-- BEGIN --

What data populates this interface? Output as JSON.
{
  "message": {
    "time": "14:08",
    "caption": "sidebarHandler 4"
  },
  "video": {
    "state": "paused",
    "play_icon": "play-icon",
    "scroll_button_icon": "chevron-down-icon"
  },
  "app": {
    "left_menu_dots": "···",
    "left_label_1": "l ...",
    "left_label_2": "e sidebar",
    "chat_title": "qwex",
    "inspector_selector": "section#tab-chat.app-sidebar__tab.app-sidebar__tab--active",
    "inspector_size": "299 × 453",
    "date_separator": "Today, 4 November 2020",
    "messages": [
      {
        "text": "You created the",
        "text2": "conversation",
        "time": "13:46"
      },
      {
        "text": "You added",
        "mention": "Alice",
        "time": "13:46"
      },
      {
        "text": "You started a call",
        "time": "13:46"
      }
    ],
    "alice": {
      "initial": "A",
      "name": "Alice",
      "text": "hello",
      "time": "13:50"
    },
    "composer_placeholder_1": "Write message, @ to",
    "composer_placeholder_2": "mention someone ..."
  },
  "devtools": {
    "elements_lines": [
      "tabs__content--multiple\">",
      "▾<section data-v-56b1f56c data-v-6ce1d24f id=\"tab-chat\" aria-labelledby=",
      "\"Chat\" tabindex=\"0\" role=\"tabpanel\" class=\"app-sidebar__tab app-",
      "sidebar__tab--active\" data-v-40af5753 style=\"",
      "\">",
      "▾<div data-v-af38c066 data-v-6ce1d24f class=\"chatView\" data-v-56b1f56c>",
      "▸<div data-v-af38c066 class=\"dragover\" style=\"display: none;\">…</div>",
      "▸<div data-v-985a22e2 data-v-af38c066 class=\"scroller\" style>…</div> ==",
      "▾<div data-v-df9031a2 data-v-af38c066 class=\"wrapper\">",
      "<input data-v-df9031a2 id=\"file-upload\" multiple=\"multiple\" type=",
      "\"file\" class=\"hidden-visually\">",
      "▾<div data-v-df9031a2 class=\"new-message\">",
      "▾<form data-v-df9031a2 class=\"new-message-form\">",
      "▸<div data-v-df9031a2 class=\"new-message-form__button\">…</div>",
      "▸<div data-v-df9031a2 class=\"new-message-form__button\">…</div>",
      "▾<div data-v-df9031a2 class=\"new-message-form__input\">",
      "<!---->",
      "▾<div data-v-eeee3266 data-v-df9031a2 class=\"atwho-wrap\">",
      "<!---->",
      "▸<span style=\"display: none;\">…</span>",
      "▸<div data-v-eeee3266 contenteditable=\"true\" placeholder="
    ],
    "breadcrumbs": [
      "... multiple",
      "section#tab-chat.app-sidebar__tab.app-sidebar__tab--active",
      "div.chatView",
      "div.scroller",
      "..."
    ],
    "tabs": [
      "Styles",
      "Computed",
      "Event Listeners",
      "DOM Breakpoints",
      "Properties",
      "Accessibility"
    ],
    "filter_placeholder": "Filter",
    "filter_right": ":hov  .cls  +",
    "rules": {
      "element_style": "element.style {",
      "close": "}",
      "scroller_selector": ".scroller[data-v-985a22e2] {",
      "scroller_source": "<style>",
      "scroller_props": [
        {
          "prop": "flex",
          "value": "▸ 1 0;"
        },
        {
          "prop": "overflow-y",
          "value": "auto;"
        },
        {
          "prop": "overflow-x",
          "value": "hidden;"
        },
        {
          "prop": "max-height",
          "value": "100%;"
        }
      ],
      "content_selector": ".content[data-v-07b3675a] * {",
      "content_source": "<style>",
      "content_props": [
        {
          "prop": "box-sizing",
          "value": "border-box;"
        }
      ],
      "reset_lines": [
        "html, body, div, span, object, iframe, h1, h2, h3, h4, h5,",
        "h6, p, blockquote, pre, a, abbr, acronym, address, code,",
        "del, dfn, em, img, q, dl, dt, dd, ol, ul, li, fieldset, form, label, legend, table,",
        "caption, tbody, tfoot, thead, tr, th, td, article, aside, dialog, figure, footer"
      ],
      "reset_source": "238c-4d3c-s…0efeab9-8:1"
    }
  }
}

-- END --

Go through the listing and copy all of it exactly.

◆ The output
What data populates this interface? Output as JSON.
{
  "message": {
    "time": "14:08",
    "caption": "sidebarHandler 4"
  },
  "video": {
    "state": "paused",
    "play_icon": "play-icon",
    "scroll_button_icon": "chevron-down-icon"
  },
  "app": {
    "left_menu_dots": "···",
    "left_label_1": "l ...",
    "left_label_2": "e sidebar",
    "chat_title": "qwex",
    "inspector_selector": "section#tab-chat.app-sidebar__tab.app-sidebar__tab--active",
    "inspector_size": "299 × 453",
    "date_separator": "Today, 4 November 2020",
    "messages": [
      {
        "text": "You created the",
        "text2": "conversation",
        "time": "13:46"
      },
      {
        "text": "You added",
        "mention": "Alice",
        "time": "13:46"
      },
      {
        "text": "You started a call",
        "time": "13:46"
      }
    ],
    "alice": {
      "initial": "A",
      "name": "Alice",
      "text": "hello",
      "time": "13:50"
    },
    "composer_placeholder_1": "Write message, @ to",
    "composer_placeholder_2": "mention someone ..."
  },
  "devtools": {
    "elements_lines": [
      "tabs__content--multiple\">",
      "▾<section data-v-56b1f56c data-v-6ce1d24f id=\"tab-chat\" aria-labelledby=",
      "\"Chat\" tabindex=\"0\" role=\"tabpanel\" class=\"app-sidebar__tab app-",
      "sidebar__tab--active\" data-v-40af5753 style=\"",
      "\">",
      "▾<div data-v-af38c066 data-v-6ce1d24f class=\"chatView\" data-v-56b1f56c>",
      "▸<div data-v-af38c066 class=\"dragover\" style=\"display: none;\">…</div>",
      "▸<div data-v-985a22e2 data-v-af38c066 class=\"scroller\" style>…</div> ==",
      "▾<div data-v-df9031a2 data-v-af38c066 class=\"wrapper\">",
      "<input data-v-df9031a2 id=\"file-upload\" multiple=\"multiple\" type=",
      "\"file\" class=\"hidden-visually\">",
      "▾<div data-v-df9031a2 class=\"new-message\">",
      "▾<form data-v-df9031a2 class=\"new-message-form\">",
      "▸<div data-v-df9031a2 class=\"new-message-form__button\">…</div>",
      "▸<div data-v-df9031a2 class=\"new-message-form__button\">…</div>",
      "▾<div data-v-df9031a2 class=\"new-message-form__input\">",
      "<!---->",
      "▾<div data-v-eeee3266 data-v-df9031a2 class=\"atwho-wrap\">",
      "<!---->",
      "▸<span style=\"display: none;\">…</span>",
      "▸<div data-v-eeee3266 contenteditable=\"true\" placeholder="
    ],
    "breadcrumbs": [
      "... multiple",
      "section#tab-chat.app-sidebar__tab.app-sidebar__tab--active",
      "div.chatView",
      "div.scroller",
      "..."
    ],
    "tabs": [
      "Styles",
      "Computed",
      "Event Listeners",
      "DOM Breakpoints",
      "Properties",
      "Accessibility"
    ],
    "filter_placeholder": "Filter",
    "filter_right": ":hov  .cls  +",
    "rules": {
      "element_style": "element.style {",
      "close": "}",
      "scroller_selector": ".scroller[data-v-985a22e2] {",
      "scroller_source": "<style>",
      "scroller_props": [
        {
          "prop": "flex",
          "value": "▸ 1 0;"
        },
        {
          "prop": "overflow-y",
          "value": "auto;"
        },
        {
          "prop": "overflow-x",
          "value": "hidden;"
        },
        {
          "prop": "max-height",
          "value": "100%;"
        }
      ],
      "content_selector": ".content[data-v-07b3675a] * {",
      "content_source": "<style>",
      "content_props": [
        {
          "prop": "box-sizing",
          "value": "border-box;"
        }
      ],
      "reset_lines": [
        "html, body, div, span, object, iframe, h1, h2, h3, h4, h5,",
        "h6, p, blockquote, pre, a, abbr, acronym, address, code,",
        "del, dfn, em, img, q, dl, dt, dd, ol, ul, li, fieldset, form, label, legend, table,",
        "caption, tbody, tfoot, thead, tr, th, td, article, aside, dialog, figure, footer"
      ],
      "reset_source": "238c-4d3c-s…0efeab9-8:1"
    }
  }
}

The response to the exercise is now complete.